▸ EXERCISE PROMPT
All the data should be repeated exactly. Any image in it is left out.

▸ SOURCE DATA
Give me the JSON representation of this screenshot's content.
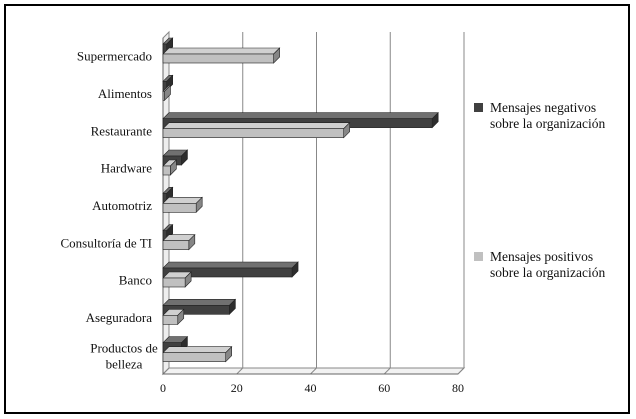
{
  "chart_data": {
    "type": "bar",
    "orientation": "horizontal",
    "style": "3d-clustered",
    "categories": [
      "Supermercado",
      "Alimentos",
      "Restaurante",
      "Hardware",
      "Automotriz",
      "Consultoría de TI",
      "Banco",
      "Aseguradora",
      "Productos de belleza"
    ],
    "series": [
      {
        "name": "Mensajes negativos sobre la organización",
        "color": "#404040",
        "values": [
          1,
          1,
          73,
          5,
          1,
          1,
          35,
          18,
          5
        ]
      },
      {
        "name": "Mensajes positivos sobre la organización",
        "color": "#c0c0c0",
        "values": [
          30,
          0,
          49,
          2,
          9,
          7,
          6,
          4,
          17
        ]
      }
    ],
    "xlim": [
      0,
      80
    ],
    "xticks": [
      0,
      20,
      40,
      60,
      80
    ],
    "grid": true,
    "legend_position": "right"
  }
}
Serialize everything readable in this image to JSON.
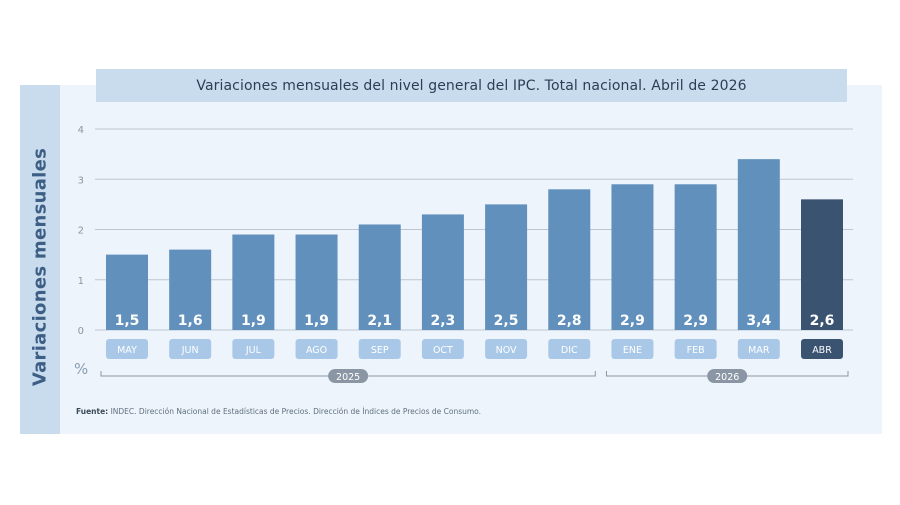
{
  "chart_data": {
    "type": "bar",
    "title": "Variaciones mensuales del nivel general del IPC. Total nacional. Abril de 2026",
    "ylabel": "Variaciones mensuales",
    "unit": "%",
    "ylim": [
      0,
      4
    ],
    "yticks": [
      "0",
      "1",
      "2",
      "3",
      "4"
    ],
    "categories": [
      "MAY",
      "JUN",
      "JUL",
      "AGO",
      "SEP",
      "OCT",
      "NOV",
      "DIC",
      "ENE",
      "FEB",
      "MAR",
      "ABR"
    ],
    "values": [
      1.5,
      1.6,
      1.9,
      1.9,
      2.1,
      2.3,
      2.5,
      2.8,
      2.9,
      2.9,
      3.4,
      2.6
    ],
    "value_labels": [
      "1,5",
      "1,6",
      "1,9",
      "1,9",
      "2,1",
      "2,3",
      "2,5",
      "2,8",
      "2,9",
      "2,9",
      "3,4",
      "2,6"
    ],
    "year_groups": [
      {
        "label": "2025",
        "from": 0,
        "to": 7
      },
      {
        "label": "2026",
        "from": 8,
        "to": 11
      }
    ],
    "highlight_index": 11,
    "grid": true,
    "colors": {
      "bar": "#6190bd",
      "bar_highlight": "#3a5371",
      "month_pill": "#a9c8e8",
      "month_pill_highlight": "#3a5371",
      "year_pill": "#8a96a4"
    }
  },
  "source": {
    "label": "Fuente:",
    "text": " INDEC. Dirección Nacional de Estadísticas de Precios. Dirección de Índices de Precios de Consumo."
  }
}
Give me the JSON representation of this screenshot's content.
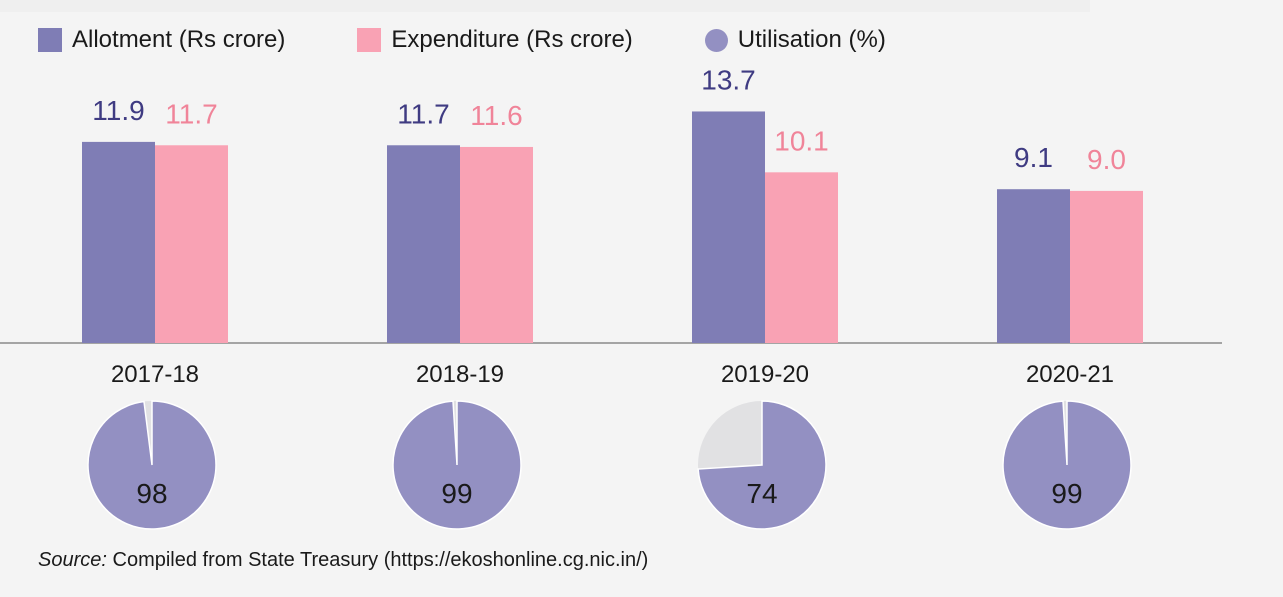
{
  "legend": [
    {
      "label": "Allotment (Rs crore)",
      "color": "#7f7db5",
      "shape": "square",
      "icon": "square-swatch"
    },
    {
      "label": "Expenditure (Rs crore)",
      "color": "#f9a2b4",
      "shape": "square",
      "icon": "square-swatch"
    },
    {
      "label": "Utilisation (%)",
      "color": "#9390c2",
      "shape": "circle",
      "icon": "circle-swatch"
    }
  ],
  "colors": {
    "allotment": "#7f7db5",
    "allotment_label": "#3f3b82",
    "expenditure": "#f9a2b4",
    "expenditure_label": "#f08499",
    "pie_fill": "#9390c2",
    "pie_rest": "#e1e1e3",
    "axis": "#8a8a8a"
  },
  "source": {
    "prefix": "Source:",
    "text": "Compiled from State Treasury (https://ekoshonline.cg.nic.in/)"
  },
  "chart_data": {
    "type": "bar",
    "categories": [
      "2017-18",
      "2018-19",
      "2019-20",
      "2020-21"
    ],
    "series": [
      {
        "name": "Allotment (Rs crore)",
        "values": [
          11.9,
          11.7,
          13.7,
          9.1
        ],
        "labels": [
          "11.9",
          "11.7",
          "13.7",
          "9.1"
        ]
      },
      {
        "name": "Expenditure (Rs crore)",
        "values": [
          11.7,
          11.6,
          10.1,
          9.0
        ],
        "labels": [
          "11.7",
          "11.6",
          "10.1",
          "9.0"
        ]
      }
    ],
    "utilisation": {
      "name": "Utilisation (%)",
      "type": "pie",
      "values": [
        98,
        99,
        74,
        99
      ]
    },
    "ylim": [
      0,
      15
    ],
    "grid": false,
    "legend_position": "top-left"
  }
}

▸ EXERCISE ANSWER
Give me the JSON representation of this screenshot's content.
{
  "chart_data": {
    "type": "bar",
    "orientation": "horizontal",
    "style": "3d-clustered",
    "categories": [
      "Supermercado",
      "Alimentos",
      "Restaurante",
      "Hardware",
      "Automotriz",
      "Consultoría de TI",
      "Banco",
      "Aseguradora",
      "Productos de belleza"
    ],
    "series": [
      {
        "name": "Mensajes negativos sobre la organización",
        "color": "#404040",
        "values": [
          1,
          1,
          73,
          5,
          1,
          1,
          35,
          18,
          5
        ]
      },
      {
        "name": "Mensajes positivos sobre la organización",
        "color": "#c0c0c0",
        "values": [
          30,
          0,
          49,
          2,
          9,
          7,
          6,
          4,
          17
        ]
      }
    ],
    "xlim": [
      0,
      80
    ],
    "xticks": [
      0,
      20,
      40,
      60,
      80
    ],
    "grid": true,
    "legend_position": "right"
  }
}
Serialize everything readable in this image to JSON.
{
  "chart_data": {
    "type": "bar",
    "title": "Variaciones mensuales del nivel general del IPC. Total nacional. Abril de 2026",
    "ylabel": "Variaciones mensuales",
    "unit": "%",
    "ylim": [
      0,
      4
    ],
    "yticks": [
      "0",
      "1",
      "2",
      "3",
      "4"
    ],
    "categories": [
      "MAY",
      "JUN",
      "JUL",
      "AGO",
      "SEP",
      "OCT",
      "NOV",
      "DIC",
      "ENE",
      "FEB",
      "MAR",
      "ABR"
    ],
    "values": [
      1.5,
      1.6,
      1.9,
      1.9,
      2.1,
      2.3,
      2.5,
      2.8,
      2.9,
      2.9,
      3.4,
      2.6
    ],
    "value_labels": [
      "1,5",
      "1,6",
      "1,9",
      "1,9",
      "2,1",
      "2,3",
      "2,5",
      "2,8",
      "2,9",
      "2,9",
      "3,4",
      "2,6"
    ],
    "year_groups": [
      {
        "label": "2025",
        "from": 0,
        "to": 7
      },
      {
        "label": "2026",
        "from": 8,
        "to": 11
      }
    ],
    "highlight_index": 11,
    "grid": true,
    "colors": {
      "bar": "#6190bd",
      "bar_highlight": "#3a5371",
      "month_pill": "#a9c8e8",
      "month_pill_highlight": "#3a5371",
      "year_pill": "#8a96a4"
    }
  },
  "source": {
    "label": "Fuente:",
    "text": " INDEC. Dirección Nacional de Estadísticas de Precios. Dirección de Índices de Precios de Consumo."
  }
}
Give me the JSON representation of this screenshot's content.
{
  "legend": [
    {
      "label": "Allotment (Rs crore)",
      "color": "#7f7db5",
      "shape": "square",
      "icon": "square-swatch"
    },
    {
      "label": "Expenditure (Rs crore)",
      "color": "#f9a2b4",
      "shape": "square",
      "icon": "square-swatch"
    },
    {
      "label": "Utilisation (%)",
      "color": "#9390c2",
      "shape": "circle",
      "icon": "circle-swatch"
    }
  ],
  "colors": {
    "allotment": "#7f7db5",
    "allotment_label": "#3f3b82",
    "expenditure": "#f9a2b4",
    "expenditure_label": "#f08499",
    "pie_fill": "#9390c2",
    "pie_rest": "#e1e1e3",
    "axis": "#8a8a8a"
  },
  "source": {
    "prefix": "Source:",
    "text": "Compiled from State Treasury (https://ekoshonline.cg.nic.in/)"
  },
  "chart_data": {
    "type": "bar",
    "categories": [
      "2017-18",
      "2018-19",
      "2019-20",
      "2020-21"
    ],
    "series": [
      {
        "name": "Allotment (Rs crore)",
        "values": [
          11.9,
          11.7,
          13.7,
          9.1
        ],
        "labels": [
          "11.9",
          "11.7",
          "13.7",
          "9.1"
        ]
      },
      {
        "name": "Expenditure (Rs crore)",
        "values": [
          11.7,
          11.6,
          10.1,
          9.0
        ],
        "labels": [
          "11.7",
          "11.6",
          "10.1",
          "9.0"
        ]
      }
    ],
    "utilisation": {
      "name": "Utilisation (%)",
      "type": "pie",
      "values": [
        98,
        99,
        74,
        99
      ]
    },
    "ylim": [
      0,
      15
    ],
    "grid": false,
    "legend_position": "top-left"
  }
}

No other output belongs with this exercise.